▸ Input records:
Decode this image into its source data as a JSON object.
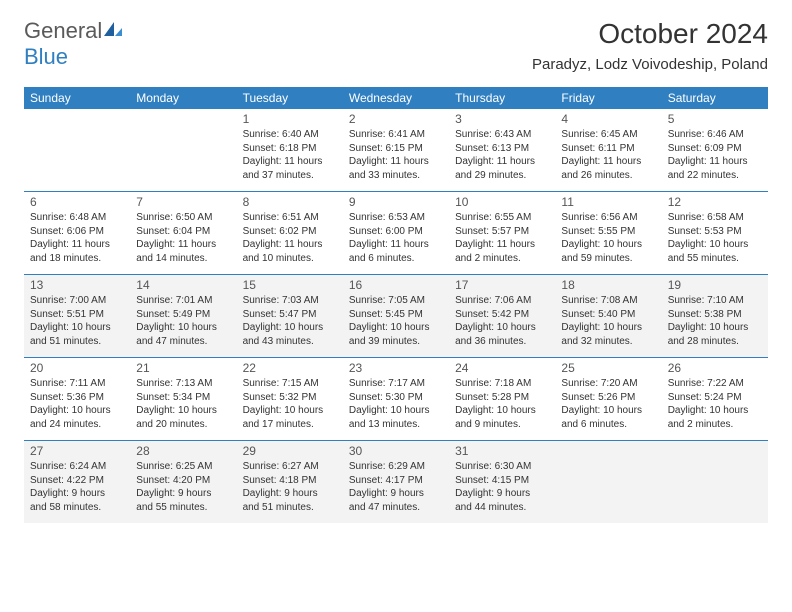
{
  "logo": {
    "text1": "General",
    "text2": "Blue"
  },
  "title": "October 2024",
  "location": "Paradyz, Lodz Voivodeship, Poland",
  "colors": {
    "header_bg": "#2f7fc1",
    "header_text": "#ffffff",
    "row_border": "#2f7fc1",
    "alt_row_bg": "#f3f3f3",
    "page_bg": "#ffffff",
    "text": "#333333",
    "logo_gray": "#5a5a5a",
    "logo_blue": "#2f7fc1"
  },
  "fonts": {
    "title_pt": 28,
    "location_pt": 15,
    "header_pt": 12,
    "daynum_pt": 12,
    "body_pt": 10
  },
  "dayNames": [
    "Sunday",
    "Monday",
    "Tuesday",
    "Wednesday",
    "Thursday",
    "Friday",
    "Saturday"
  ],
  "weeks": [
    {
      "alt": false,
      "cells": [
        {
          "n": "",
          "sr": "",
          "ss": "",
          "dl1": "",
          "dl2": ""
        },
        {
          "n": "",
          "sr": "",
          "ss": "",
          "dl1": "",
          "dl2": ""
        },
        {
          "n": "1",
          "sr": "Sunrise: 6:40 AM",
          "ss": "Sunset: 6:18 PM",
          "dl1": "Daylight: 11 hours",
          "dl2": "and 37 minutes."
        },
        {
          "n": "2",
          "sr": "Sunrise: 6:41 AM",
          "ss": "Sunset: 6:15 PM",
          "dl1": "Daylight: 11 hours",
          "dl2": "and 33 minutes."
        },
        {
          "n": "3",
          "sr": "Sunrise: 6:43 AM",
          "ss": "Sunset: 6:13 PM",
          "dl1": "Daylight: 11 hours",
          "dl2": "and 29 minutes."
        },
        {
          "n": "4",
          "sr": "Sunrise: 6:45 AM",
          "ss": "Sunset: 6:11 PM",
          "dl1": "Daylight: 11 hours",
          "dl2": "and 26 minutes."
        },
        {
          "n": "5",
          "sr": "Sunrise: 6:46 AM",
          "ss": "Sunset: 6:09 PM",
          "dl1": "Daylight: 11 hours",
          "dl2": "and 22 minutes."
        }
      ]
    },
    {
      "alt": false,
      "cells": [
        {
          "n": "6",
          "sr": "Sunrise: 6:48 AM",
          "ss": "Sunset: 6:06 PM",
          "dl1": "Daylight: 11 hours",
          "dl2": "and 18 minutes."
        },
        {
          "n": "7",
          "sr": "Sunrise: 6:50 AM",
          "ss": "Sunset: 6:04 PM",
          "dl1": "Daylight: 11 hours",
          "dl2": "and 14 minutes."
        },
        {
          "n": "8",
          "sr": "Sunrise: 6:51 AM",
          "ss": "Sunset: 6:02 PM",
          "dl1": "Daylight: 11 hours",
          "dl2": "and 10 minutes."
        },
        {
          "n": "9",
          "sr": "Sunrise: 6:53 AM",
          "ss": "Sunset: 6:00 PM",
          "dl1": "Daylight: 11 hours",
          "dl2": "and 6 minutes."
        },
        {
          "n": "10",
          "sr": "Sunrise: 6:55 AM",
          "ss": "Sunset: 5:57 PM",
          "dl1": "Daylight: 11 hours",
          "dl2": "and 2 minutes."
        },
        {
          "n": "11",
          "sr": "Sunrise: 6:56 AM",
          "ss": "Sunset: 5:55 PM",
          "dl1": "Daylight: 10 hours",
          "dl2": "and 59 minutes."
        },
        {
          "n": "12",
          "sr": "Sunrise: 6:58 AM",
          "ss": "Sunset: 5:53 PM",
          "dl1": "Daylight: 10 hours",
          "dl2": "and 55 minutes."
        }
      ]
    },
    {
      "alt": true,
      "cells": [
        {
          "n": "13",
          "sr": "Sunrise: 7:00 AM",
          "ss": "Sunset: 5:51 PM",
          "dl1": "Daylight: 10 hours",
          "dl2": "and 51 minutes."
        },
        {
          "n": "14",
          "sr": "Sunrise: 7:01 AM",
          "ss": "Sunset: 5:49 PM",
          "dl1": "Daylight: 10 hours",
          "dl2": "and 47 minutes."
        },
        {
          "n": "15",
          "sr": "Sunrise: 7:03 AM",
          "ss": "Sunset: 5:47 PM",
          "dl1": "Daylight: 10 hours",
          "dl2": "and 43 minutes."
        },
        {
          "n": "16",
          "sr": "Sunrise: 7:05 AM",
          "ss": "Sunset: 5:45 PM",
          "dl1": "Daylight: 10 hours",
          "dl2": "and 39 minutes."
        },
        {
          "n": "17",
          "sr": "Sunrise: 7:06 AM",
          "ss": "Sunset: 5:42 PM",
          "dl1": "Daylight: 10 hours",
          "dl2": "and 36 minutes."
        },
        {
          "n": "18",
          "sr": "Sunrise: 7:08 AM",
          "ss": "Sunset: 5:40 PM",
          "dl1": "Daylight: 10 hours",
          "dl2": "and 32 minutes."
        },
        {
          "n": "19",
          "sr": "Sunrise: 7:10 AM",
          "ss": "Sunset: 5:38 PM",
          "dl1": "Daylight: 10 hours",
          "dl2": "and 28 minutes."
        }
      ]
    },
    {
      "alt": false,
      "cells": [
        {
          "n": "20",
          "sr": "Sunrise: 7:11 AM",
          "ss": "Sunset: 5:36 PM",
          "dl1": "Daylight: 10 hours",
          "dl2": "and 24 minutes."
        },
        {
          "n": "21",
          "sr": "Sunrise: 7:13 AM",
          "ss": "Sunset: 5:34 PM",
          "dl1": "Daylight: 10 hours",
          "dl2": "and 20 minutes."
        },
        {
          "n": "22",
          "sr": "Sunrise: 7:15 AM",
          "ss": "Sunset: 5:32 PM",
          "dl1": "Daylight: 10 hours",
          "dl2": "and 17 minutes."
        },
        {
          "n": "23",
          "sr": "Sunrise: 7:17 AM",
          "ss": "Sunset: 5:30 PM",
          "dl1": "Daylight: 10 hours",
          "dl2": "and 13 minutes."
        },
        {
          "n": "24",
          "sr": "Sunrise: 7:18 AM",
          "ss": "Sunset: 5:28 PM",
          "dl1": "Daylight: 10 hours",
          "dl2": "and 9 minutes."
        },
        {
          "n": "25",
          "sr": "Sunrise: 7:20 AM",
          "ss": "Sunset: 5:26 PM",
          "dl1": "Daylight: 10 hours",
          "dl2": "and 6 minutes."
        },
        {
          "n": "26",
          "sr": "Sunrise: 7:22 AM",
          "ss": "Sunset: 5:24 PM",
          "dl1": "Daylight: 10 hours",
          "dl2": "and 2 minutes."
        }
      ]
    },
    {
      "alt": true,
      "cells": [
        {
          "n": "27",
          "sr": "Sunrise: 6:24 AM",
          "ss": "Sunset: 4:22 PM",
          "dl1": "Daylight: 9 hours",
          "dl2": "and 58 minutes."
        },
        {
          "n": "28",
          "sr": "Sunrise: 6:25 AM",
          "ss": "Sunset: 4:20 PM",
          "dl1": "Daylight: 9 hours",
          "dl2": "and 55 minutes."
        },
        {
          "n": "29",
          "sr": "Sunrise: 6:27 AM",
          "ss": "Sunset: 4:18 PM",
          "dl1": "Daylight: 9 hours",
          "dl2": "and 51 minutes."
        },
        {
          "n": "30",
          "sr": "Sunrise: 6:29 AM",
          "ss": "Sunset: 4:17 PM",
          "dl1": "Daylight: 9 hours",
          "dl2": "and 47 minutes."
        },
        {
          "n": "31",
          "sr": "Sunrise: 6:30 AM",
          "ss": "Sunset: 4:15 PM",
          "dl1": "Daylight: 9 hours",
          "dl2": "and 44 minutes."
        },
        {
          "n": "",
          "sr": "",
          "ss": "",
          "dl1": "",
          "dl2": ""
        },
        {
          "n": "",
          "sr": "",
          "ss": "",
          "dl1": "",
          "dl2": ""
        }
      ]
    }
  ]
}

▸ Problem statement: All the lines above are to be reproduced exactly, except the pictures.

▸ Written solution:
Decode this image into its source data as a JSON object.
{
  "logo": {
    "text1": "General",
    "text2": "Blue"
  },
  "title": "October 2024",
  "location": "Paradyz, Lodz Voivodeship, Poland",
  "colors": {
    "header_bg": "#2f7fc1",
    "header_text": "#ffffff",
    "row_border": "#2f7fc1",
    "alt_row_bg": "#f3f3f3",
    "page_bg": "#ffffff",
    "text": "#333333",
    "logo_gray": "#5a5a5a",
    "logo_blue": "#2f7fc1"
  },
  "fonts": {
    "title_pt": 28,
    "location_pt": 15,
    "header_pt": 12,
    "daynum_pt": 12,
    "body_pt": 10
  },
  "dayNames": [
    "Sunday",
    "Monday",
    "Tuesday",
    "Wednesday",
    "Thursday",
    "Friday",
    "Saturday"
  ],
  "weeks": [
    {
      "alt": false,
      "cells": [
        {
          "n": "",
          "sr": "",
          "ss": "",
          "dl1": "",
          "dl2": ""
        },
        {
          "n": "",
          "sr": "",
          "ss": "",
          "dl1": "",
          "dl2": ""
        },
        {
          "n": "1",
          "sr": "Sunrise: 6:40 AM",
          "ss": "Sunset: 6:18 PM",
          "dl1": "Daylight: 11 hours",
          "dl2": "and 37 minutes."
        },
        {
          "n": "2",
          "sr": "Sunrise: 6:41 AM",
          "ss": "Sunset: 6:15 PM",
          "dl1": "Daylight: 11 hours",
          "dl2": "and 33 minutes."
        },
        {
          "n": "3",
          "sr": "Sunrise: 6:43 AM",
          "ss": "Sunset: 6:13 PM",
          "dl1": "Daylight: 11 hours",
          "dl2": "and 29 minutes."
        },
        {
          "n": "4",
          "sr": "Sunrise: 6:45 AM",
          "ss": "Sunset: 6:11 PM",
          "dl1": "Daylight: 11 hours",
          "dl2": "and 26 minutes."
        },
        {
          "n": "5",
          "sr": "Sunrise: 6:46 AM",
          "ss": "Sunset: 6:09 PM",
          "dl1": "Daylight: 11 hours",
          "dl2": "and 22 minutes."
        }
      ]
    },
    {
      "alt": false,
      "cells": [
        {
          "n": "6",
          "sr": "Sunrise: 6:48 AM",
          "ss": "Sunset: 6:06 PM",
          "dl1": "Daylight: 11 hours",
          "dl2": "and 18 minutes."
        },
        {
          "n": "7",
          "sr": "Sunrise: 6:50 AM",
          "ss": "Sunset: 6:04 PM",
          "dl1": "Daylight: 11 hours",
          "dl2": "and 14 minutes."
        },
        {
          "n": "8",
          "sr": "Sunrise: 6:51 AM",
          "ss": "Sunset: 6:02 PM",
          "dl1": "Daylight: 11 hours",
          "dl2": "and 10 minutes."
        },
        {
          "n": "9",
          "sr": "Sunrise: 6:53 AM",
          "ss": "Sunset: 6:00 PM",
          "dl1": "Daylight: 11 hours",
          "dl2": "and 6 minutes."
        },
        {
          "n": "10",
          "sr": "Sunrise: 6:55 AM",
          "ss": "Sunset: 5:57 PM",
          "dl1": "Daylight: 11 hours",
          "dl2": "and 2 minutes."
        },
        {
          "n": "11",
          "sr": "Sunrise: 6:56 AM",
          "ss": "Sunset: 5:55 PM",
          "dl1": "Daylight: 10 hours",
          "dl2": "and 59 minutes."
        },
        {
          "n": "12",
          "sr": "Sunrise: 6:58 AM",
          "ss": "Sunset: 5:53 PM",
          "dl1": "Daylight: 10 hours",
          "dl2": "and 55 minutes."
        }
      ]
    },
    {
      "alt": true,
      "cells": [
        {
          "n": "13",
          "sr": "Sunrise: 7:00 AM",
          "ss": "Sunset: 5:51 PM",
          "dl1": "Daylight: 10 hours",
          "dl2": "and 51 minutes."
        },
        {
          "n": "14",
          "sr": "Sunrise: 7:01 AM",
          "ss": "Sunset: 5:49 PM",
          "dl1": "Daylight: 10 hours",
          "dl2": "and 47 minutes."
        },
        {
          "n": "15",
          "sr": "Sunrise: 7:03 AM",
          "ss": "Sunset: 5:47 PM",
          "dl1": "Daylight: 10 hours",
          "dl2": "and 43 minutes."
        },
        {
          "n": "16",
          "sr": "Sunrise: 7:05 AM",
          "ss": "Sunset: 5:45 PM",
          "dl1": "Daylight: 10 hours",
          "dl2": "and 39 minutes."
        },
        {
          "n": "17",
          "sr": "Sunrise: 7:06 AM",
          "ss": "Sunset: 5:42 PM",
          "dl1": "Daylight: 10 hours",
          "dl2": "and 36 minutes."
        },
        {
          "n": "18",
          "sr": "Sunrise: 7:08 AM",
          "ss": "Sunset: 5:40 PM",
          "dl1": "Daylight: 10 hours",
          "dl2": "and 32 minutes."
        },
        {
          "n": "19",
          "sr": "Sunrise: 7:10 AM",
          "ss": "Sunset: 5:38 PM",
          "dl1": "Daylight: 10 hours",
          "dl2": "and 28 minutes."
        }
      ]
    },
    {
      "alt": false,
      "cells": [
        {
          "n": "20",
          "sr": "Sunrise: 7:11 AM",
          "ss": "Sunset: 5:36 PM",
          "dl1": "Daylight: 10 hours",
          "dl2": "and 24 minutes."
        },
        {
          "n": "21",
          "sr": "Sunrise: 7:13 AM",
          "ss": "Sunset: 5:34 PM",
          "dl1": "Daylight: 10 hours",
          "dl2": "and 20 minutes."
        },
        {
          "n": "22",
          "sr": "Sunrise: 7:15 AM",
          "ss": "Sunset: 5:32 PM",
          "dl1": "Daylight: 10 hours",
          "dl2": "and 17 minutes."
        },
        {
          "n": "23",
          "sr": "Sunrise: 7:17 AM",
          "ss": "Sunset: 5:30 PM",
          "dl1": "Daylight: 10 hours",
          "dl2": "and 13 minutes."
        },
        {
          "n": "24",
          "sr": "Sunrise: 7:18 AM",
          "ss": "Sunset: 5:28 PM",
          "dl1": "Daylight: 10 hours",
          "dl2": "and 9 minutes."
        },
        {
          "n": "25",
          "sr": "Sunrise: 7:20 AM",
          "ss": "Sunset: 5:26 PM",
          "dl1": "Daylight: 10 hours",
          "dl2": "and 6 minutes."
        },
        {
          "n": "26",
          "sr": "Sunrise: 7:22 AM",
          "ss": "Sunset: 5:24 PM",
          "dl1": "Daylight: 10 hours",
          "dl2": "and 2 minutes."
        }
      ]
    },
    {
      "alt": true,
      "cells": [
        {
          "n": "27",
          "sr": "Sunrise: 6:24 AM",
          "ss": "Sunset: 4:22 PM",
          "dl1": "Daylight: 9 hours",
          "dl2": "and 58 minutes."
        },
        {
          "n": "28",
          "sr": "Sunrise: 6:25 AM",
          "ss": "Sunset: 4:20 PM",
          "dl1": "Daylight: 9 hours",
          "dl2": "and 55 minutes."
        },
        {
          "n": "29",
          "sr": "Sunrise: 6:27 AM",
          "ss": "Sunset: 4:18 PM",
          "dl1": "Daylight: 9 hours",
          "dl2": "and 51 minutes."
        },
        {
          "n": "30",
          "sr": "Sunrise: 6:29 AM",
          "ss": "Sunset: 4:17 PM",
          "dl1": "Daylight: 9 hours",
          "dl2": "and 47 minutes."
        },
        {
          "n": "31",
          "sr": "Sunrise: 6:30 AM",
          "ss": "Sunset: 4:15 PM",
          "dl1": "Daylight: 9 hours",
          "dl2": "and 44 minutes."
        },
        {
          "n": "",
          "sr": "",
          "ss": "",
          "dl1": "",
          "dl2": ""
        },
        {
          "n": "",
          "sr": "",
          "ss": "",
          "dl1": "",
          "dl2": ""
        }
      ]
    }
  ]
}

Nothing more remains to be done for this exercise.